Dataset items
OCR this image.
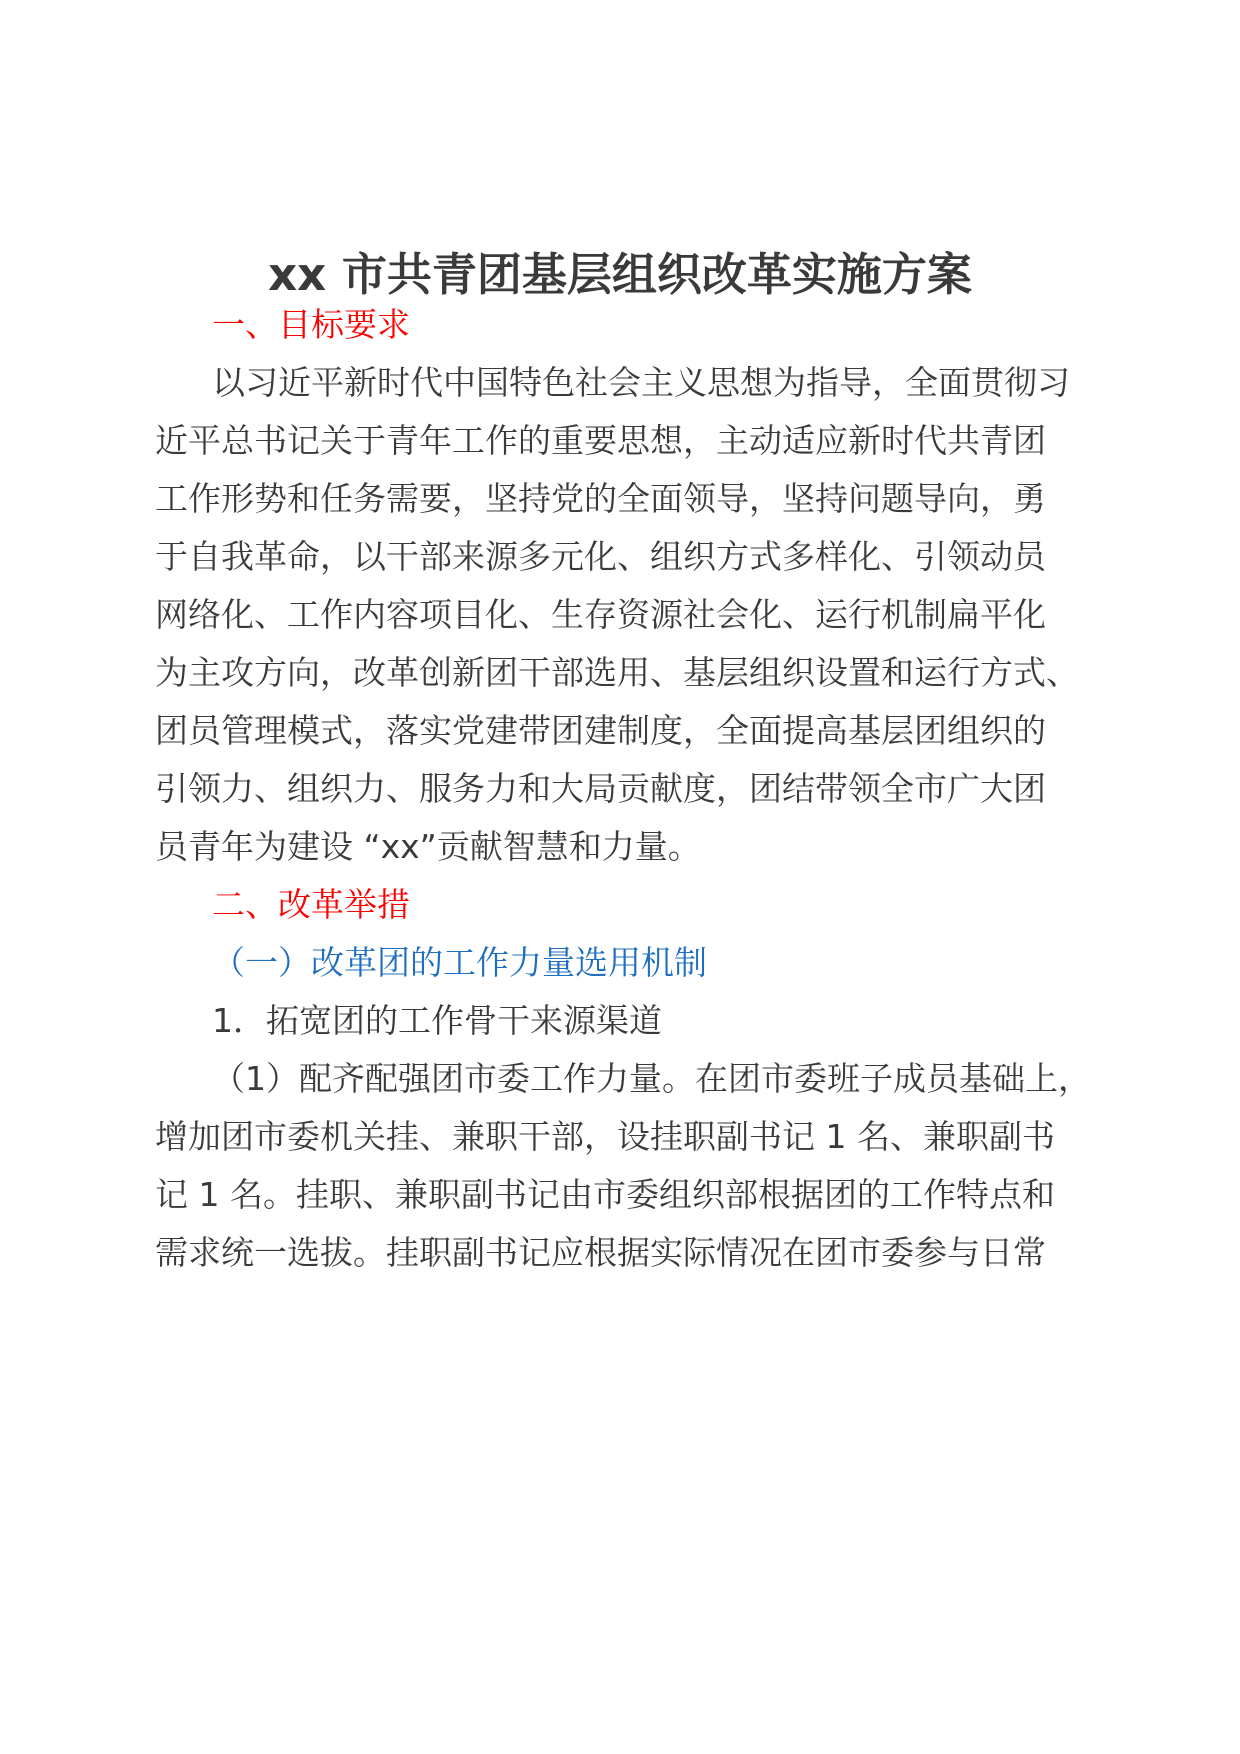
xx 市共青团基层组织改革实施方案
一、目标要求
以习近平新时代中国特色社会主义思想为指导，全面贯彻习
近平总书记关于青年工作的重要思想，主动适应新时代共青团
工作形势和任务需要，坚持党的全面领导，坚持问题导向，勇
于自我革命，以干部来源多元化、组织方式多样化、引领动员
网络化、工作内容项目化、生存资源社会化、运行机制扁平化
为主攻方向，改革创新团干部选用、基层组织设置和运行方式、
团员管理模式，落实党建带团建制度，全面提高基层团组织的
引领力、组织力、服务力和大局贡献度，团结带领全市广大团
员青年为建设 “xx”贡献智慧和力量。
二、改革举措
（一）改革团的工作力量选用机制
1．拓宽团的工作骨干来源渠道
（1）配齐配强团市委工作力量。在团市委班子成员基础上，
增加团市委机关挂、兼职干部，设挂职副书记 1 名、兼职副书
记 1 名。挂职、兼职副书记由市委组织部根据团的工作特点和
需求统一选拔。挂职副书记应根据实际情况在团市委参与日常
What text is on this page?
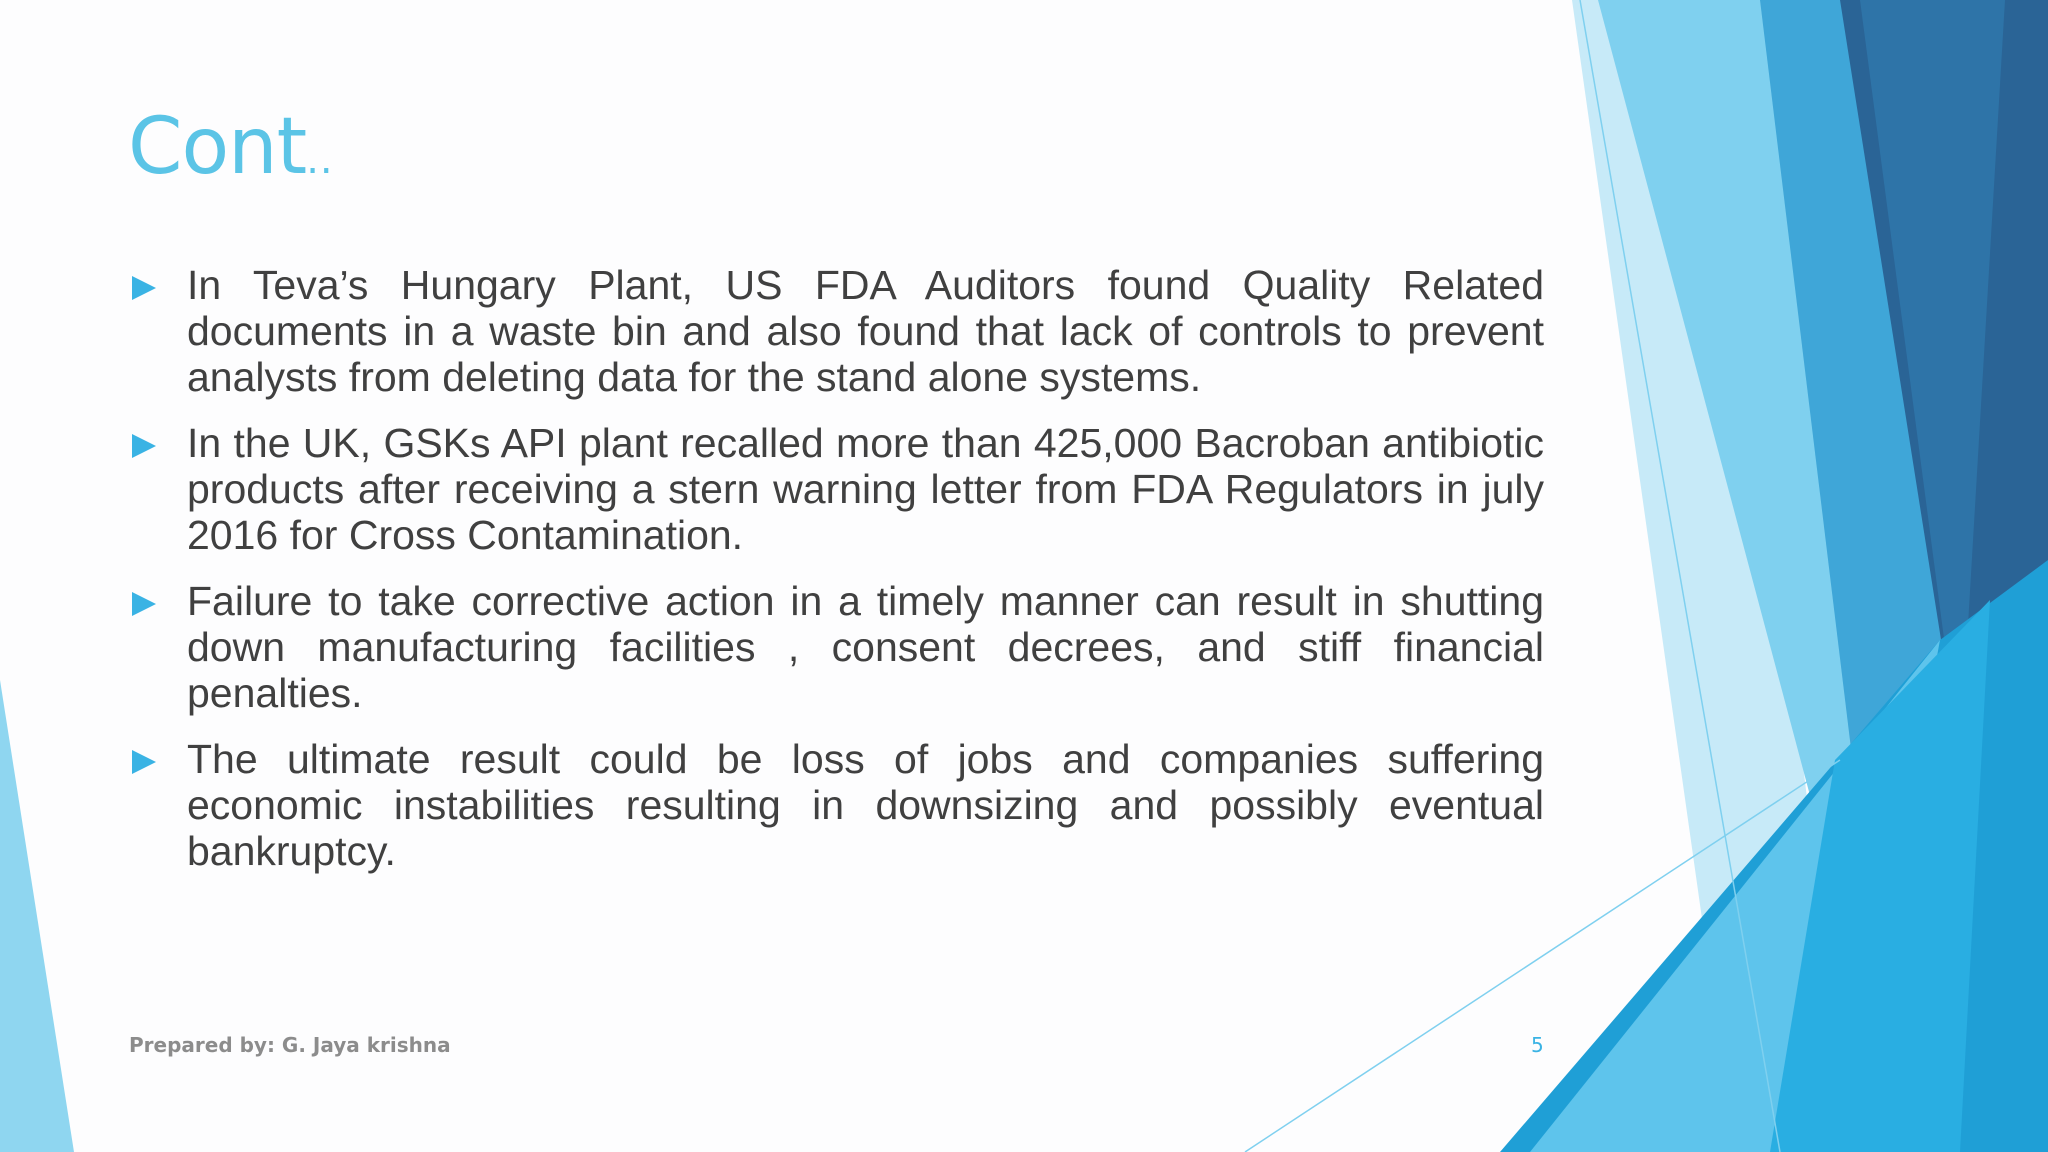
Cont..
In Teva’s Hungary Plant, US FDA Auditors found Quality Related documents in a waste bin and also found that lack of controls to prevent analysts from deleting data for the stand alone systems.
In the UK, GSKs API plant recalled more than 425,000 Bacroban antibiotic products after receiving a stern warning letter from FDA Regulators in july 2016 for Cross Contamination.
Failure to take corrective action in a timely manner can result in shutting down manufacturing facilities , consent decrees, and stiff financial penalties.
The ultimate result could be loss of jobs and companies suffering economic instabilities resulting in downsizing and possibly eventual bankruptcy.
Prepared by: G. Jaya krishna	5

» **Work to complete**:
How many lines of the listing above include the word "from"? State the number and nothing else.

» **Right answer**:
2